**REQUIRED WORK:**
Include in the output the line containing "Transcribe the text in this document." and each subsequent line of the records, through the end, transcribed exactly. Add nothing else.

**SUPPLIED RECORDS:**
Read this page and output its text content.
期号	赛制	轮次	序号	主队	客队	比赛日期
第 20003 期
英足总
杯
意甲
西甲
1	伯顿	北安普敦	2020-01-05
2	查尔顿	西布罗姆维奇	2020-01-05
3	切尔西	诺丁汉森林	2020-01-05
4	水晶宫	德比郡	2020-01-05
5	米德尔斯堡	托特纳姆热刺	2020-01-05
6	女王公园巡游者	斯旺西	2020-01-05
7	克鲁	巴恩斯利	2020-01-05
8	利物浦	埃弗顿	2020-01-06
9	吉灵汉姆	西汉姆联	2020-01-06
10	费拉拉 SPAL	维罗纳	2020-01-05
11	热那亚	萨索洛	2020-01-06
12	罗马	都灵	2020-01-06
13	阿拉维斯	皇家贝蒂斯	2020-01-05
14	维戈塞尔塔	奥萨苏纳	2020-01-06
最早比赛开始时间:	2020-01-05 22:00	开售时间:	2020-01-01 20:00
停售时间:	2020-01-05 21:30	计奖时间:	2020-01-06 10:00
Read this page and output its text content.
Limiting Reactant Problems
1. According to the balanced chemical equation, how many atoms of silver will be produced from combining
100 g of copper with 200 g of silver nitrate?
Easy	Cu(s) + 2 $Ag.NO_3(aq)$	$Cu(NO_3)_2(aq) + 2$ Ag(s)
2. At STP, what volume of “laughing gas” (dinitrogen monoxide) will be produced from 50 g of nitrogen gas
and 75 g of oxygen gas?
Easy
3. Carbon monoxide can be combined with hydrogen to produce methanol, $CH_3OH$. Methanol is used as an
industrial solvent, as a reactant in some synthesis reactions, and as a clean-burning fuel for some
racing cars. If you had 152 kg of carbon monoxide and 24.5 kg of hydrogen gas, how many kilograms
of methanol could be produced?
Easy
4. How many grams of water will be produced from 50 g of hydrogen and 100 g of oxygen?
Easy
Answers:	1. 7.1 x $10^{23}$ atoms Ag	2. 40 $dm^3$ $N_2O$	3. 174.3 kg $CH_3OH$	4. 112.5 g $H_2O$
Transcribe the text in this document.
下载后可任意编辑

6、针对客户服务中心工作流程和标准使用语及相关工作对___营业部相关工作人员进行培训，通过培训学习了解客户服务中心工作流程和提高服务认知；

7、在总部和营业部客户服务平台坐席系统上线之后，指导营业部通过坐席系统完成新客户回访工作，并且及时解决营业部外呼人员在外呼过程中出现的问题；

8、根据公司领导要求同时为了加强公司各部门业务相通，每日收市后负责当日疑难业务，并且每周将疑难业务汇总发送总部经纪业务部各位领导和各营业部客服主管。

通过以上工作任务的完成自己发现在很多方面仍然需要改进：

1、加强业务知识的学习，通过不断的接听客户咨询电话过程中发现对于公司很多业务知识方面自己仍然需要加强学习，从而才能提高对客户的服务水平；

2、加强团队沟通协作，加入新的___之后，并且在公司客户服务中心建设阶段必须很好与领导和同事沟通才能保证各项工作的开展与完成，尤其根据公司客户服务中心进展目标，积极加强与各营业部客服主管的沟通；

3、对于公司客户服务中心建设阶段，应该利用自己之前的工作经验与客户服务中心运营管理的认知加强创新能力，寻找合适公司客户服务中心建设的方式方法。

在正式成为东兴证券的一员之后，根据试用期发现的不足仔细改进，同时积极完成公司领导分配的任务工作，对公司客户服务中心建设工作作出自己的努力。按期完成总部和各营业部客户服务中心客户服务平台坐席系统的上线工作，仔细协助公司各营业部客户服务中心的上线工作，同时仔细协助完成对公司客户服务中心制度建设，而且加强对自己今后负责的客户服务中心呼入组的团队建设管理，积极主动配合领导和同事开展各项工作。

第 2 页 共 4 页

**RESPONSE TO THE TASK:**
Transcribe the text in this document.
下载后可任意编辑

6、针对客户服务中心工作流程和标准使用语及相关工作对___营业部相关工作人员进行培训，通过培训学习了解客户服务中心工作流程和提高服务认知；

7、在总部和营业部客户服务平台坐席系统上线之后，指导营业部通过坐席系统完成新客户回访工作，并且及时解决营业部外呼人员在外呼过程中出现的问题；

8、根据公司领导要求同时为了加强公司各部门业务相通，每日收市后负责当日疑难业务，并且每周将疑难业务汇总发送总部经纪业务部各位领导和各营业部客服主管。

通过以上工作任务的完成自己发现在很多方面仍然需要改进：

1、加强业务知识的学习，通过不断的接听客户咨询电话过程中发现对于公司很多业务知识方面自己仍然需要加强学习，从而才能提高对客户的服务水平；

2、加强团队沟通协作，加入新的___之后，并且在公司客户服务中心建设阶段必须很好与领导和同事沟通才能保证各项工作的开展与完成，尤其根据公司客户服务中心进展目标，积极加强与各营业部客服主管的沟通；

3、对于公司客户服务中心建设阶段，应该利用自己之前的工作经验与客户服务中心运营管理的认知加强创新能力，寻找合适公司客户服务中心建设的方式方法。

在正式成为东兴证券的一员之后，根据试用期发现的不足仔细改进，同时积极完成公司领导分配的任务工作，对公司客户服务中心建设工作作出自己的努力。按期完成总部和各营业部客户服务中心客户服务平台坐席系统的上线工作，仔细协助公司各营业部客户服务中心的上线工作，同时仔细协助完成对公司客户服务中心制度建设，而且加强对自己今后负责的客户服务中心呼入组的团队建设管理，积极主动配合领导和同事开展各项工作。

第 2 页 共 4 页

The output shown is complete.